→ **What is required**:
Take all the material and copy it exactly.

--------------------

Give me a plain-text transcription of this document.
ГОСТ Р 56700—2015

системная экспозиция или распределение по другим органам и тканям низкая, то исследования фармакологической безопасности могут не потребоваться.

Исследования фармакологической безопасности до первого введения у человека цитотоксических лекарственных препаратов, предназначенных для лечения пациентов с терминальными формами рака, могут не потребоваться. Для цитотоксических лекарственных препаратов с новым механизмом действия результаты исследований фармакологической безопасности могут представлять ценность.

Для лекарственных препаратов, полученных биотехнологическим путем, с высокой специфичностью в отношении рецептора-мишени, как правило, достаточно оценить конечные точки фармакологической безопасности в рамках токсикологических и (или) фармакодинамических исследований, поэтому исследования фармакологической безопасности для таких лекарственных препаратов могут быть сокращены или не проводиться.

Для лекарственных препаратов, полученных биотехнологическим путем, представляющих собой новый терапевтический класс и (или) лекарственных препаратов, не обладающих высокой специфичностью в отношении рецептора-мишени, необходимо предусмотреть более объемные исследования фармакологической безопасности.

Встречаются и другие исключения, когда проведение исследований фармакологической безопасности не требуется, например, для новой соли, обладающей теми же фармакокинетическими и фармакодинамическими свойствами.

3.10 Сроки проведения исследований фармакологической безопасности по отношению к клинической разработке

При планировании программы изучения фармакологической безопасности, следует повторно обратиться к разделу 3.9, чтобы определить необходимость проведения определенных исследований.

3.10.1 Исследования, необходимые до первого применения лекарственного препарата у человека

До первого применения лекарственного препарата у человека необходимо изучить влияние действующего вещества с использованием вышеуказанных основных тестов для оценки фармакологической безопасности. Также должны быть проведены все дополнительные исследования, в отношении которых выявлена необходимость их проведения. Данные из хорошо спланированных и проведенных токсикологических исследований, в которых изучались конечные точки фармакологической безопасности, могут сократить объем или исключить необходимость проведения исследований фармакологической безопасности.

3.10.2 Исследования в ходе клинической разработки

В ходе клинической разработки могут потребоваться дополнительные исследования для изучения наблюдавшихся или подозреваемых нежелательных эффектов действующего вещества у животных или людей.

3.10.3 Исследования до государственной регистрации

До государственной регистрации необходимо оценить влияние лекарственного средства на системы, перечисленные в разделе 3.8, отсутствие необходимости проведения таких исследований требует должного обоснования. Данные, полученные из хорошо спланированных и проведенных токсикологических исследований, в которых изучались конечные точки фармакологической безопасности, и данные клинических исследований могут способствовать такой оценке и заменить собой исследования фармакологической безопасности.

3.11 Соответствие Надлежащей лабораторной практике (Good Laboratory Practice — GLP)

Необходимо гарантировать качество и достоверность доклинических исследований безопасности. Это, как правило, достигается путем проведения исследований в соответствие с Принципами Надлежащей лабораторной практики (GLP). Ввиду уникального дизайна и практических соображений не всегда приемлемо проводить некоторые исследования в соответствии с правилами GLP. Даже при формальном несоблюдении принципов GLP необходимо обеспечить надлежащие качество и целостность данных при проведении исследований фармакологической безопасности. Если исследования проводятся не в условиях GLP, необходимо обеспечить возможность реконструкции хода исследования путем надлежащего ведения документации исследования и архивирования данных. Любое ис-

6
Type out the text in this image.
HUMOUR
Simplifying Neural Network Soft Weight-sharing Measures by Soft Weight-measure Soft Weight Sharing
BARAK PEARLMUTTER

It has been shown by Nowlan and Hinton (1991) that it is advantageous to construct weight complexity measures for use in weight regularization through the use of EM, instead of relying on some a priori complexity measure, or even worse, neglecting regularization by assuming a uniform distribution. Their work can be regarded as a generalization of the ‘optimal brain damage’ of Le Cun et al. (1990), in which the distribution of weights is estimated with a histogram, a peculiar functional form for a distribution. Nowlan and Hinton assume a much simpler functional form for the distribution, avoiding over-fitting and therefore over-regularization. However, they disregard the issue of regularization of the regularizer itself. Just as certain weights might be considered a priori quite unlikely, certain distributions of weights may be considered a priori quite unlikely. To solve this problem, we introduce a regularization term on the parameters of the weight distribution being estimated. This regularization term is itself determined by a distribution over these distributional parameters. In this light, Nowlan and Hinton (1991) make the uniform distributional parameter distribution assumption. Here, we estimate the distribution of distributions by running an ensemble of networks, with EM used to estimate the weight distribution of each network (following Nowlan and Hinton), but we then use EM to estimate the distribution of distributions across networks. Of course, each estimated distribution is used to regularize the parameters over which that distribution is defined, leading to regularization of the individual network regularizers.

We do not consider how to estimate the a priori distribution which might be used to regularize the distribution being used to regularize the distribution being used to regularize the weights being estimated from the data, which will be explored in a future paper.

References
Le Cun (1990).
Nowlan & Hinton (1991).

--------------------

→ **Full output**:
Give me a plain-text transcription of this document.
ГОСТ Р 56700—2015

системная экспозиция или распределение по другим органам и тканям низкая, то исследования фармакологической безопасности могут не потребоваться.

Исследования фармакологической безопасности до первого введения у человека цитотоксических лекарственных препаратов, предназначенных для лечения пациентов с терминальными формами рака, могут не потребоваться. Для цитотоксических лекарственных препаратов с новым механизмом действия результаты исследований фармакологической безопасности могут представлять ценность.

Для лекарственных препаратов, полученных биотехнологическим путем, с высокой специфичностью в отношении рецептора-мишени, как правило, достаточно оценить конечные точки фармакологической безопасности в рамках токсикологических и (или) фармакодинамических исследований, поэтому исследования фармакологической безопасности для таких лекарственных препаратов могут быть сокращены или не проводиться.

Для лекарственных препаратов, полученных биотехнологическим путем, представляющих собой новый терапевтический класс и (или) лекарственных препаратов, не обладающих высокой специфичностью в отношении рецептора-мишени, необходимо предусмотреть более объемные исследования фармакологической безопасности.

Встречаются и другие исключения, когда проведение исследований фармакологической безопасности не требуется, например, для новой соли, обладающей теми же фармакокинетическими и фармакодинамическими свойствами.

3.10 Сроки проведения исследований фармакологической безопасности по отношению к клинической разработке

При планировании программы изучения фармакологической безопасности, следует повторно обратиться к разделу 3.9, чтобы определить необходимость проведения определенных исследований.

3.10.1 Исследования, необходимые до первого применения лекарственного препарата у человека

До первого применения лекарственного препарата у человека необходимо изучить влияние действующего вещества с использованием вышеуказанных основных тестов для оценки фармакологической безопасности. Также должны быть проведены все дополнительные исследования, в отношении которых выявлена необходимость их проведения. Данные из хорошо спланированных и проведенных токсикологических исследований, в которых изучались конечные точки фармакологической безопасности, могут сократить объем или исключить необходимость проведения исследований фармакологической безопасности.

3.10.2 Исследования в ходе клинической разработки

В ходе клинической разработки могут потребоваться дополнительные исследования для изучения наблюдавшихся или подозреваемых нежелательных эффектов действующего вещества у животных или людей.

3.10.3 Исследования до государственной регистрации

До государственной регистрации необходимо оценить влияние лекарственного средства на системы, перечисленные в разделе 3.8, отсутствие необходимости проведения таких исследований требует должного обоснования. Данные, полученные из хорошо спланированных и проведенных токсикологических исследований, в которых изучались конечные точки фармакологической безопасности, и данные клинических исследований могут способствовать такой оценке и заменить собой исследования фармакологической безопасности.

3.11 Соответствие Надлежащей лабораторной практике (Good Laboratory Practice — GLP)

Необходимо гарантировать качество и достоверность доклинических исследований безопасности. Это, как правило, достигается путем проведения исследований в соответствие с Принципами Надлежащей лабораторной практики (GLP). Ввиду уникального дизайна и практических соображений не всегда приемлемо проводить некоторые исследования в соответствии с правилами GLP. Даже при формальном несоблюдении принципов GLP необходимо обеспечить надлежащие качество и целостность данных при проведении исследований фармакологической безопасности. Если исследования проводятся не в условиях GLP, необходимо обеспечить возможность реконструкции хода исследования путем надлежащего ведения документации исследования и архивирования данных. Любое ис-

6
Type out the text in this image.
HUMOUR
Simplifying Neural Network Soft Weight-sharing Measures by Soft Weight-measure Soft Weight Sharing
BARAK PEARLMUTTER

It has been shown by Nowlan and Hinton (1991) that it is advantageous to construct weight complexity measures for use in weight regularization through the use of EM, instead of relying on some a priori complexity measure, or even worse, neglecting regularization by assuming a uniform distribution. Their work can be regarded as a generalization of the ‘optimal brain damage’ of Le Cun et al. (1990), in which the distribution of weights is estimated with a histogram, a peculiar functional form for a distribution. Nowlan and Hinton assume a much simpler functional form for the distribution, avoiding over-fitting and therefore over-regularization. However, they disregard the issue of regularization of the regularizer itself. Just as certain weights might be considered a priori quite unlikely, certain distributions of weights may be considered a priori quite unlikely. To solve this problem, we introduce a regularization term on the parameters of the weight distribution being estimated. This regularization term is itself determined by a distribution over these distributional parameters. In this light, Nowlan and Hinton (1991) make the uniform distributional parameter distribution assumption. Here, we estimate the distribution of distributions by running an ensemble of networks, with EM used to estimate the weight distribution of each network (following Nowlan and Hinton), but we then use EM to estimate the distribution of distributions across networks. Of course, each estimated distribution is used to regularize the parameters over which that distribution is defined, leading to regularization of the individual network regularizers.

We do not consider how to estimate the a priori distribution which might be used to regularize the distribution being used to regularize the distribution being used to regularize the weights being estimated from the data, which will be explored in a future paper.

References
Le Cun (1990).
Nowlan & Hinton (1991).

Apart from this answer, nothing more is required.